Yes, the luasocket.receive() call blocks the OS thread.

sorry, I didn't get the format right

I mean please enclose your code samples into `-char repeated 3 times to make block of code

xHasKx avatar Jan 19 '22 05:01 xHasKx

But I set the ioloop timeout to one second and it didn't seem to work, so is block,why? Two devices same code, one working, one not working. I'll keep track. Thank you very much.

pxyove avatar Jan 19 '22 06:01 pxyove

  1. Try to uncomment print() debug code in luasocket.send() and luasocket.receive() functions to track MQTT traffic, maybe you can find a difference for the two devices
  2. Try to set timeout to 0.1

xHasKx avatar Jan 19 '22 07:01 xHasKx

I tried to do that, but two devices luasocket.send one and luasocket.receive three data, they are same. Thank you very much. I'll keep track.

pxyove avatar Jan 19 '22 07:01 pxyove

  1. Try to uncomment print() debug code in luasocket.send() and luasocket.receive() functions to track MQTT traffic, maybe you can find a difference for the two devices
  2. Try to set timeout to 0.1

Do you know the luasocket.settimeout of timeout where take effect and check. Because I'm suspicious of timeout no work

function luasocket.settimeout(conn, timeout)
	conn.timeout = timeout
	conn.sock:settimeout(timeout, "t")
end

pxyove avatar Jan 19 '22 07:01 pxyove

I mean

local mq_loop = ioloop.create {
        timeout = 0.1,
...
}

xHasKx avatar Jan 19 '22 07:01 xHasKx

I mean

local mq_loop = ioloop.create {
        timeout = 0.1,
...
}

I tried to do that, but two devices luasocket.send one and luasocket.receive three data, they are same.

pxyove avatar Jan 19 '22 08:01 pxyove

Sorry, accidentally hit Closed ioloop itself is non-blocking,but now it is blocking,I want to know where to check timeout(default 0.005) and take effect, do you know where ?

[Extracted data entries]
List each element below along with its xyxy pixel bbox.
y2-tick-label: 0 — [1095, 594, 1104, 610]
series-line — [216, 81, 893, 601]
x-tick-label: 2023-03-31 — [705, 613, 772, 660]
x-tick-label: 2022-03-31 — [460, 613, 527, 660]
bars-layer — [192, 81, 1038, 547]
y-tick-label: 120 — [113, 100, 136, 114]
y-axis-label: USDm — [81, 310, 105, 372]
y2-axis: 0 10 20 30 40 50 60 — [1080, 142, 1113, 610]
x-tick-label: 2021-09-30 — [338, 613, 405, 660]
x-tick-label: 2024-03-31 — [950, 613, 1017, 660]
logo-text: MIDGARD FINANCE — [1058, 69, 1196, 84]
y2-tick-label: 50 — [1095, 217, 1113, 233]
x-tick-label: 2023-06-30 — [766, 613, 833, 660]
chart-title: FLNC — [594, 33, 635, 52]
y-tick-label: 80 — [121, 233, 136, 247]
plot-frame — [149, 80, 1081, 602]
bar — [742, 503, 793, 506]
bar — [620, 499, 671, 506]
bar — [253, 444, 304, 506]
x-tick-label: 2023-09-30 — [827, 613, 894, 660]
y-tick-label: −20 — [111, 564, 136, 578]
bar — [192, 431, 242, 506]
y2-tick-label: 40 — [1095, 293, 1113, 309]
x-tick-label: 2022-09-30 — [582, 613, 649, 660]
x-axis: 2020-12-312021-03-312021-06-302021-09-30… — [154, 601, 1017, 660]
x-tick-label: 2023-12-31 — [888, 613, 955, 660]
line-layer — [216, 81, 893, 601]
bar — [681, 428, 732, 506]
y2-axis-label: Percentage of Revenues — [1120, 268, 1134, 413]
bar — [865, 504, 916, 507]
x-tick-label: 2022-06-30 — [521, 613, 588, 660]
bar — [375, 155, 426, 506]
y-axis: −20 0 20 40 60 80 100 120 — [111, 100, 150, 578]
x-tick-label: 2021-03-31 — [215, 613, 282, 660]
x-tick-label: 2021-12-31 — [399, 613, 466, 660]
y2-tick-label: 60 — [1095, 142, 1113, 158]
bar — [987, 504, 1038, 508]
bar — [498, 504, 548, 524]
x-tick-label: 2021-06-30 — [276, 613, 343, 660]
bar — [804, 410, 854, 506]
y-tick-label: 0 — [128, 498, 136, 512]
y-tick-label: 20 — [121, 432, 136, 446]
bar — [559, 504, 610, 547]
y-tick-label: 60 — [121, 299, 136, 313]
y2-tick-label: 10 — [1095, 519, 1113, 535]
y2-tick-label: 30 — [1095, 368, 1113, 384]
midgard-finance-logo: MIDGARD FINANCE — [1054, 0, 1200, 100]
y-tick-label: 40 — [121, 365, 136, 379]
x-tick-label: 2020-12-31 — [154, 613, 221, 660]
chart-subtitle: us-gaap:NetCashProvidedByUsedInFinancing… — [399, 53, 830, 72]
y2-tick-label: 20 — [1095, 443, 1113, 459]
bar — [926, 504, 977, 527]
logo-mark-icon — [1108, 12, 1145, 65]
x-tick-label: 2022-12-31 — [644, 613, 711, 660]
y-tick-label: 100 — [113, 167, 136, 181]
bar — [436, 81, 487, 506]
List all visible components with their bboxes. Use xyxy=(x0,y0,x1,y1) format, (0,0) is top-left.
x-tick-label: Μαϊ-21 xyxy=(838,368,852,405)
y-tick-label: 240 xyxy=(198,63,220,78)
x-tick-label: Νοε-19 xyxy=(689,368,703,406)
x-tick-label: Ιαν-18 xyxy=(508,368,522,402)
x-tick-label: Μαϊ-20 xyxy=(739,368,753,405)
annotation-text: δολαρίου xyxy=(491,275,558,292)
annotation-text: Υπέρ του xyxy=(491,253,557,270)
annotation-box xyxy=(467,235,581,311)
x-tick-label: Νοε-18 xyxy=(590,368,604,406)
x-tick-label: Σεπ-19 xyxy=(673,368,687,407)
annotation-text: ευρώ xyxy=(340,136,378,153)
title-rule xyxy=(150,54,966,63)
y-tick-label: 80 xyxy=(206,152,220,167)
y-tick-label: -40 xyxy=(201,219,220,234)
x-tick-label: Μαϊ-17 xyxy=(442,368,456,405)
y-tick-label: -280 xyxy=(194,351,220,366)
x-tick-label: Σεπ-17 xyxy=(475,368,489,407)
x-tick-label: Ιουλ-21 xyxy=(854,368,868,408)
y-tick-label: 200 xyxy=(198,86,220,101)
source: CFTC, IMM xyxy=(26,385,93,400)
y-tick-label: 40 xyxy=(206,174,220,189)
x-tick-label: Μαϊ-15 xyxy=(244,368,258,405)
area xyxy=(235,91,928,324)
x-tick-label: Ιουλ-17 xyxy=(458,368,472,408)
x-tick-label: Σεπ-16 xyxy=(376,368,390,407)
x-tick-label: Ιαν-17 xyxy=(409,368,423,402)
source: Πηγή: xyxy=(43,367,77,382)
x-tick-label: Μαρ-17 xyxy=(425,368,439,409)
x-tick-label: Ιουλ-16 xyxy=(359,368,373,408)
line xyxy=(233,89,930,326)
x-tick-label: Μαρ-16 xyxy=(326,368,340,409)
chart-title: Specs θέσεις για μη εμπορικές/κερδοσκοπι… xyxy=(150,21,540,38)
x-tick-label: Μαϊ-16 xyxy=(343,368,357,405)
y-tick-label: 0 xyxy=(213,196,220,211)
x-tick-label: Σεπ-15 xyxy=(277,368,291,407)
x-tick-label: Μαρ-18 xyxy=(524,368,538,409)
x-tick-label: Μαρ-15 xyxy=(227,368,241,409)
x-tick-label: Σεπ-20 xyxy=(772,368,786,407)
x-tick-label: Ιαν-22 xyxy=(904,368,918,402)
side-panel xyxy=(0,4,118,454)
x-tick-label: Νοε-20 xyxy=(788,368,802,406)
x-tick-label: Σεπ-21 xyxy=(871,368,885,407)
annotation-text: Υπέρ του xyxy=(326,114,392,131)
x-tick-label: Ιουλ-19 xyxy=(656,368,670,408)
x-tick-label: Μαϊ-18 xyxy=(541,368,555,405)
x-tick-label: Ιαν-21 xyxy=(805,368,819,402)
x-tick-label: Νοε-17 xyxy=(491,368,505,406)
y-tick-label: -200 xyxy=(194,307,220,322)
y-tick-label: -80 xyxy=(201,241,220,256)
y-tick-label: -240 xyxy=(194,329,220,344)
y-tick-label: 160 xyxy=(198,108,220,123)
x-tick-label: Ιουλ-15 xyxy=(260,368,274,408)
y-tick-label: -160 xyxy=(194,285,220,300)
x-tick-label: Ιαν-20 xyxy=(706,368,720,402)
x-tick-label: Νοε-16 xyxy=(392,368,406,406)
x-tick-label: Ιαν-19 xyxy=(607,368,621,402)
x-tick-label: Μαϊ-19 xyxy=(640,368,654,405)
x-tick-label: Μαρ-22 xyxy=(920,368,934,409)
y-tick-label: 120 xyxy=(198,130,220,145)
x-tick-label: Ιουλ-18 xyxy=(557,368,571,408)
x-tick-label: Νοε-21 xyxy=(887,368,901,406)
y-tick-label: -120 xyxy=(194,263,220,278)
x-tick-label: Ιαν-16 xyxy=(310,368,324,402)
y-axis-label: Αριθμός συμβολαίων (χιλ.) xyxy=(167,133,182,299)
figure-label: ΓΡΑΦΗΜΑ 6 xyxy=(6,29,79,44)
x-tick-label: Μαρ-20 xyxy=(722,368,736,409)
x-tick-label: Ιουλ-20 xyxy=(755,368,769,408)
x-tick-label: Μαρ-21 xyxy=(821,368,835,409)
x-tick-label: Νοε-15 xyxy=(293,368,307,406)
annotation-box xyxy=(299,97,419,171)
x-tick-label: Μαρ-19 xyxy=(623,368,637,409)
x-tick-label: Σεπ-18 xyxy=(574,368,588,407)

* Exercise set *
A) For each statement, say whether it agrees with the luasocket thread, and quote the words that decide it.
(i) The luasocket.receive() call blocks the OS thread.
(ii) One suggested fix is to set the timeout to 0.5.
(iii) The default timeout is given as 0.005.
B) Answer these from the luasocket thread:
(i) What value was the ioloop timeout first set to?
(ii) What second argument does the settimeout function pass to conn.sock:settimeout?
(iii) How many devices run the same code?
C) Write out everything in the luasocket thread from "I mean please" down to "track. Thank you very much.", substituting "two seconds" for "one second".
The material plays no part in what comes next.

* Results by task *
A)
(i) Yes: "Yes, the luasocket.receive() call blocks the OS thread."
(ii) No: "Try to set timeout to 0.1"
(iii) Yes: "timeout(default 0.005)"

B)
(i) One second
(ii) "t"
(iii) Two

C)
I mean please enclose your code samples into `-char repeated 3 times to make block of code

xHasKx avatar Jan 19 '22 05:01 xHasKx

But I set the ioloop timeout to two seconds and it didn't seem to work, so is block,why? Two devices same code, one working, one not working. I'll keep track. Thank you very much.